BEGIN Source material
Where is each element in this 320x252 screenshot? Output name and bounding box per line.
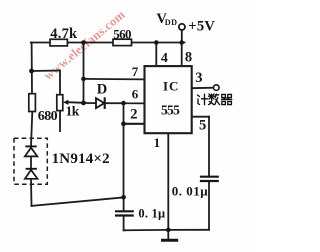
svg-text:7: 7 xyxy=(132,64,139,79)
svg-text:0. 1μ: 0. 1μ xyxy=(138,207,165,221)
svg-text:1N914×2: 1N914×2 xyxy=(52,151,110,167)
svg-text:560: 560 xyxy=(113,26,131,41)
svg-text:0. 01μ: 0. 01μ xyxy=(172,184,209,199)
svg-text:3: 3 xyxy=(195,70,202,86)
svg-text:4.7k: 4.7k xyxy=(50,26,78,42)
svg-text:6: 6 xyxy=(132,86,139,101)
svg-text:5: 5 xyxy=(199,117,206,133)
svg-text:555: 555 xyxy=(161,103,180,118)
svg-text:DD: DD xyxy=(165,18,178,27)
svg-text:680: 680 xyxy=(38,109,58,124)
svg-text:IC: IC xyxy=(163,78,179,93)
svg-text:2: 2 xyxy=(130,107,137,123)
svg-text:8: 8 xyxy=(185,50,192,66)
svg-text:D: D xyxy=(97,82,107,98)
svg-text:1k: 1k xyxy=(66,104,80,119)
svg-text:1: 1 xyxy=(154,135,161,150)
svg-text:4: 4 xyxy=(161,51,168,66)
svg-text:+5V: +5V xyxy=(188,19,215,35)
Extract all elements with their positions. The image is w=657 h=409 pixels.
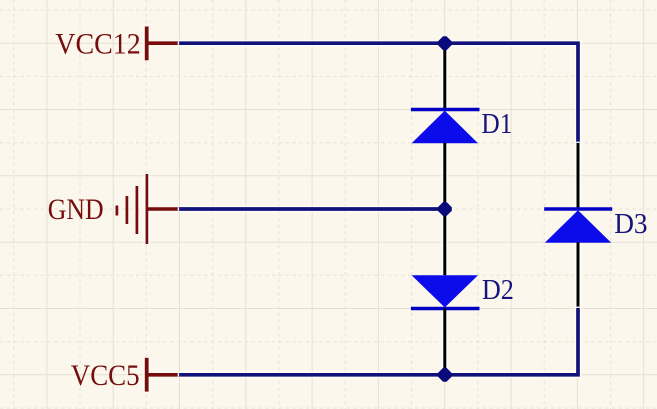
svg-text:D3: D3 [614, 209, 647, 240]
svg-text:GND: GND [48, 194, 104, 226]
diode D3 (anode up) [544, 209, 612, 243]
wire/pin between D1 and D2 (black) [443, 143, 446, 276]
tiny light gaps where stubs/pins meet wires (resize artifact) [178, 42, 580, 377]
svg-text:D1: D1 [481, 109, 512, 140]
diode D3 pin (top, black) [577, 143, 580, 209]
svg-text:VCC5: VCC5 [71, 360, 140, 392]
wire GND net: middle horizontal [178, 207, 445, 211]
diode D1 pin (top, black) [443, 43, 446, 109]
junction at GND/D1/D2 node [438, 202, 452, 216]
svg-text:VCC12: VCC12 [55, 29, 141, 61]
light resampling halo under wires [147, 26, 578, 391]
wire VCC12 net: top horizontal + right vertical drop [178, 43, 578, 143]
diode D1 (anode up) [411, 110, 480, 144]
diode D3 pin (bottom, black) [577, 242, 580, 308]
junction at VCC5/D2 node [438, 368, 452, 382]
junction at VCC12/D1 node [438, 36, 452, 50]
power port VCC5 symbol (bar) [147, 358, 179, 392]
power port VCC12 symbol (bar) [147, 27, 179, 61]
wire VCC5 net: bottom horizontal + right vertical rise [178, 309, 578, 375]
svg-text:D2: D2 [482, 275, 514, 306]
diode D2 pin (bottom, black) [443, 309, 446, 375]
power ground GND symbol (earth bars) [117, 174, 179, 244]
diode D2 (cathode down) [411, 275, 480, 308]
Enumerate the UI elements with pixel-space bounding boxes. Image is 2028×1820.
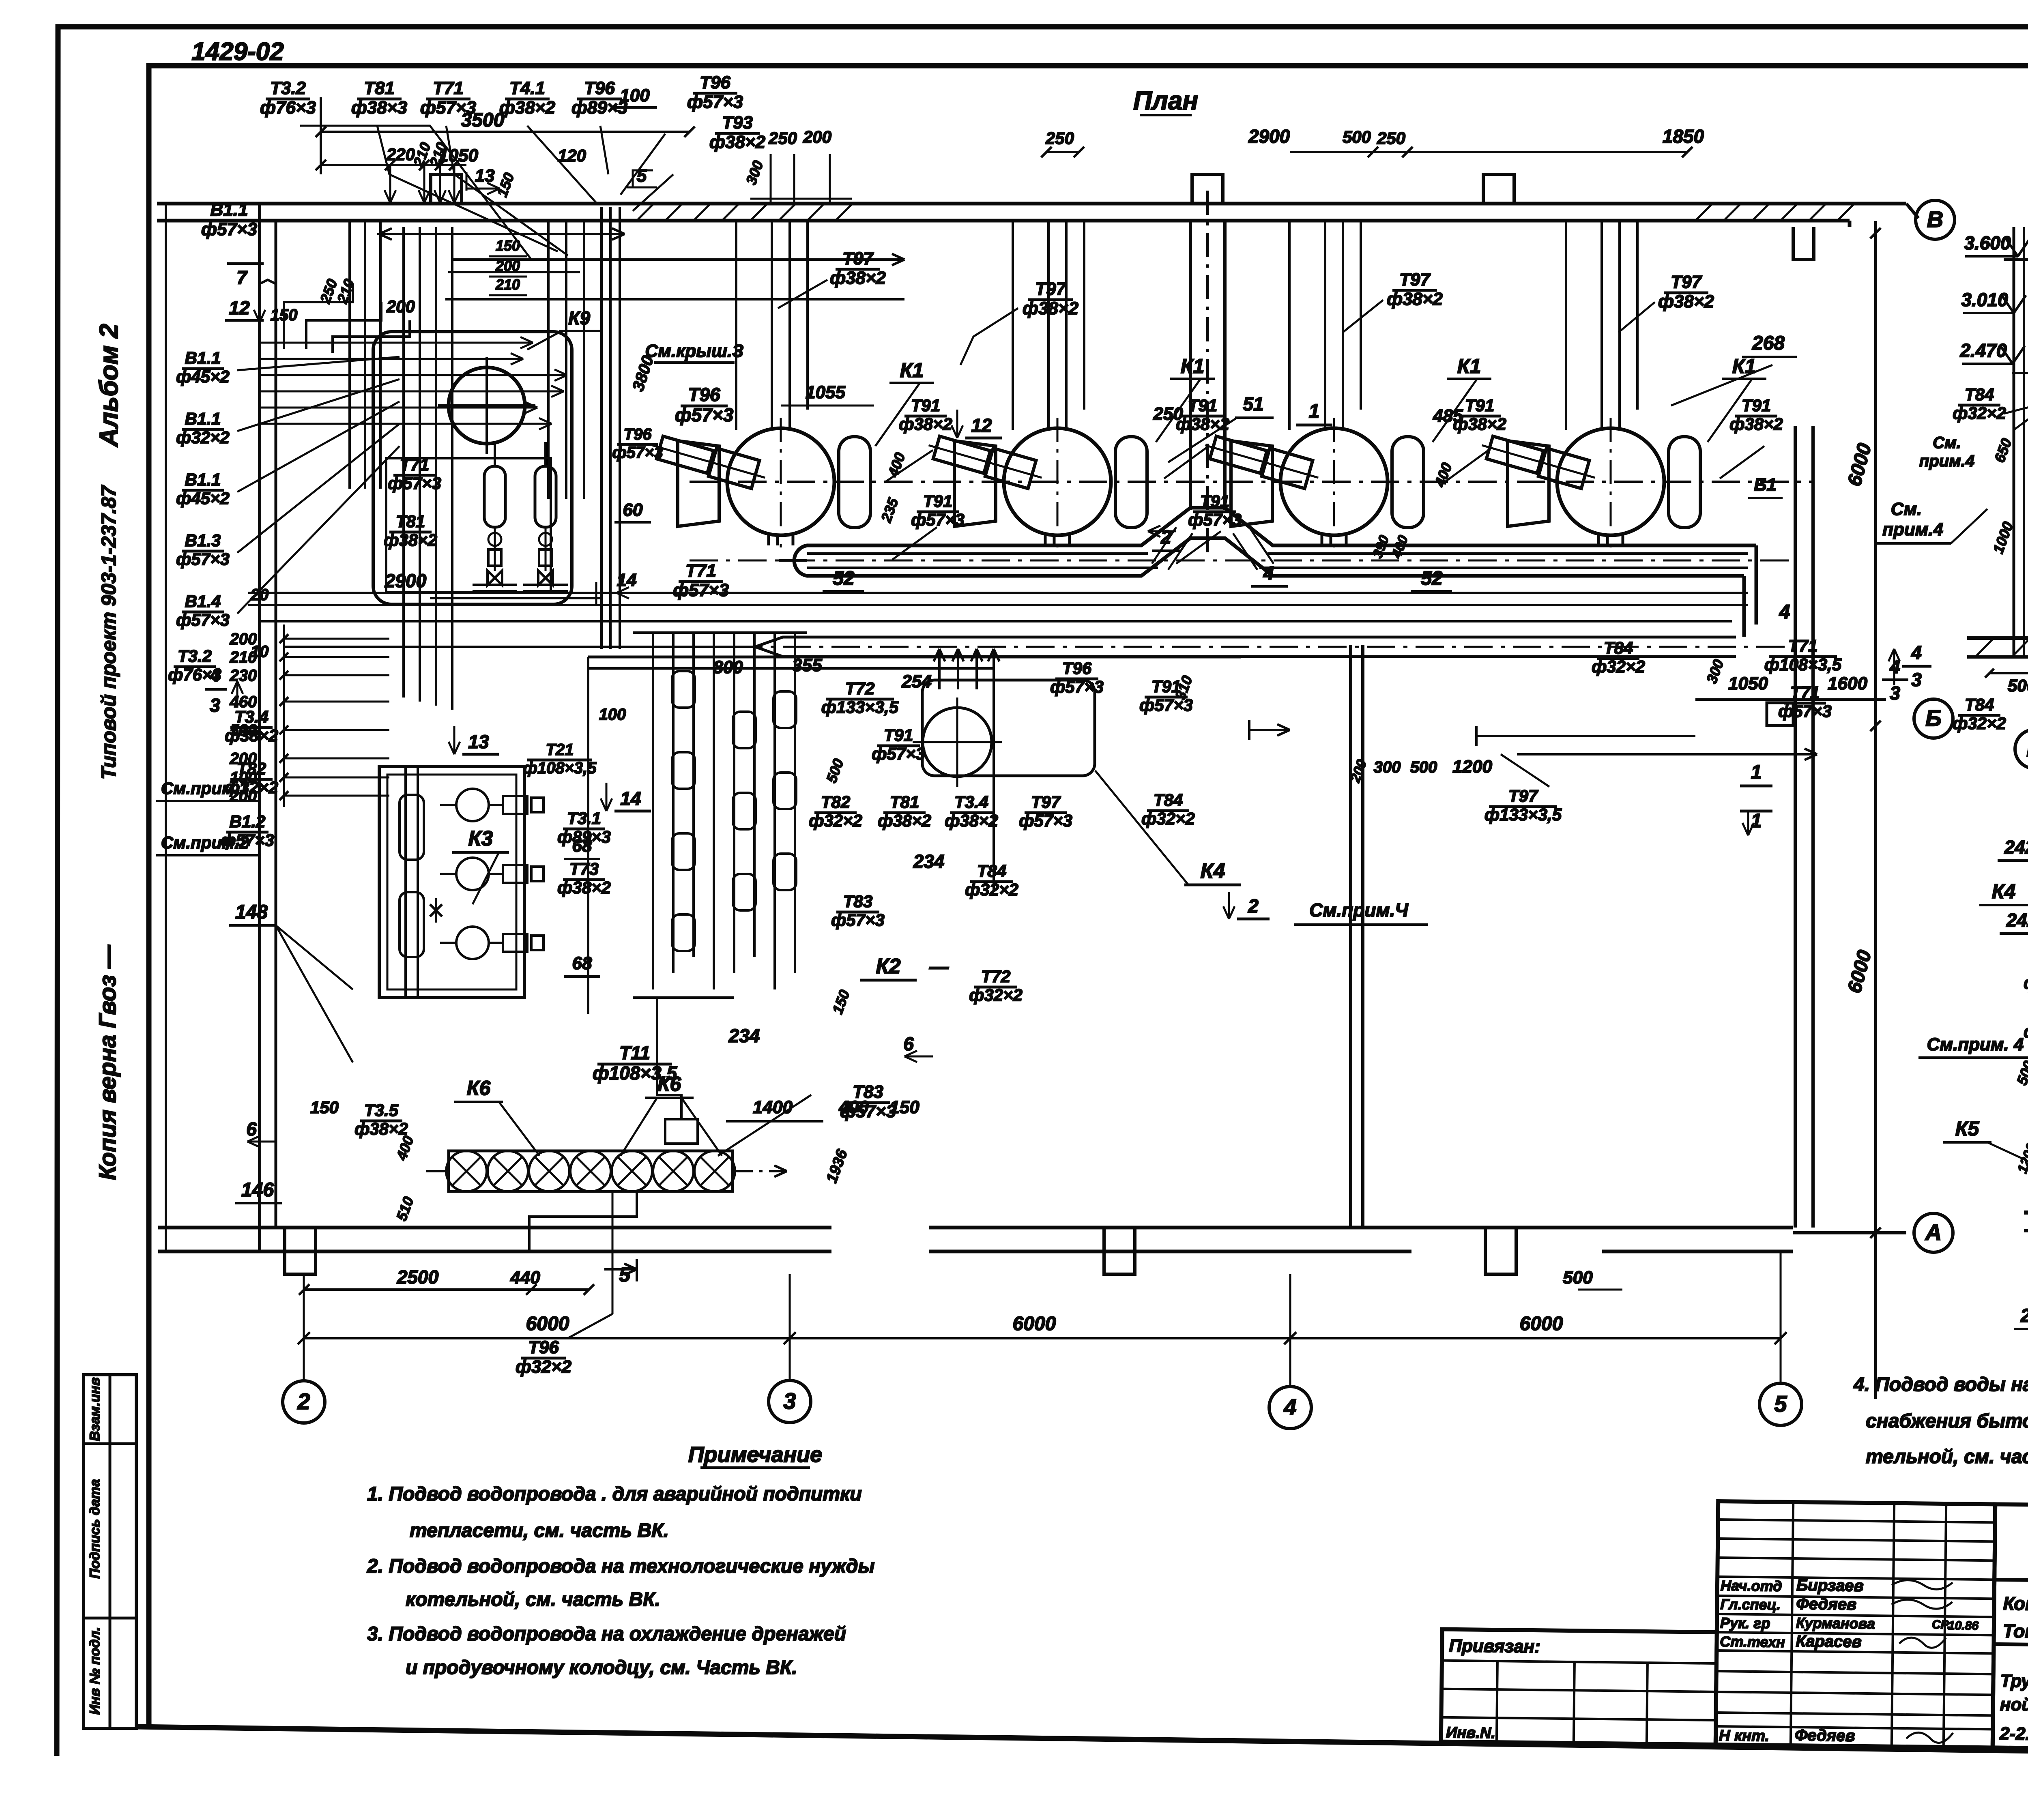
END Source material
The problem —
Duplicate the entries above line for line, leaving out the pictures.

Exercise result —
Where is each element in this 320x252 screenshot? Output name and bounding box per line.
svg-text:7: 7 xyxy=(132,64,139,79)
svg-text:0. 1μ: 0. 1μ xyxy=(138,207,165,221)
svg-text:1N914×2: 1N914×2 xyxy=(52,151,110,167)
svg-text:560: 560 xyxy=(113,26,131,41)
svg-text:0. 01μ: 0. 01μ xyxy=(172,184,209,199)
svg-text:3: 3 xyxy=(195,70,202,86)
svg-text:4.7k: 4.7k xyxy=(50,26,78,42)
svg-text:6: 6 xyxy=(132,86,139,101)
svg-text:5: 5 xyxy=(199,117,206,133)
svg-text:555: 555 xyxy=(161,103,180,118)
svg-text:DD: DD xyxy=(165,18,178,27)
svg-text:680: 680 xyxy=(38,109,58,124)
svg-text:IC: IC xyxy=(163,78,179,93)
svg-text:2: 2 xyxy=(130,107,137,123)
svg-text:8: 8 xyxy=(185,50,192,66)
svg-text:D: D xyxy=(97,82,107,98)
svg-text:1k: 1k xyxy=(66,104,80,119)
svg-text:1: 1 xyxy=(154,135,161,150)
svg-text:4: 4 xyxy=(161,51,168,66)
svg-text:+5V: +5V xyxy=(188,19,215,35)
Extract all elements with their positions. The image is w=657 h=409 pixels.
svg-text:D3: D3 [614, 209, 647, 240]
svg-text:GND: GND [48, 194, 104, 226]
diode D3 (anode up) [544, 209, 612, 243]
wire/pin between D1 and D2 (black) [443, 143, 446, 276]
tiny light gaps where stubs/pins meet wires (resize artifact) [178, 42, 580, 377]
svg-text:D1: D1 [481, 109, 512, 140]
diode D3 pin (top, black) [577, 143, 580, 209]
svg-text:VCC5: VCC5 [71, 360, 140, 392]
wire GND net: middle horizontal [178, 207, 445, 211]
diode D1 pin (top, black) [443, 43, 446, 109]
junction at GND/D1/D2 node [438, 202, 452, 216]
svg-text:VCC12: VCC12 [55, 29, 141, 61]
light resampling halo under wires [147, 26, 578, 391]
wire VCC12 net: top horizontal + right vertical drop [178, 43, 578, 143]
diode D1 (anode up) [411, 110, 480, 144]
diode D3 pin (bottom, black) [577, 242, 580, 308]
junction at VCC5/D2 node [438, 368, 452, 382]
junction at VCC12/D1 node [438, 36, 452, 50]
power port VCC5 symbol (bar) [147, 358, 179, 392]
power port VCC12 symbol (bar) [147, 27, 179, 61]
wire VCC5 net: bottom horizontal + right vertical rise [178, 309, 578, 375]
svg-text:D2: D2 [482, 275, 514, 306]
diode D2 pin (bottom, black) [443, 309, 446, 375]
power ground GND symbol (earth bars) [117, 174, 179, 244]
diode D2 (cathode down) [411, 275, 480, 308]
Enumerate the UI elements with pixel-space bounding boxes. Image is 2028×1820.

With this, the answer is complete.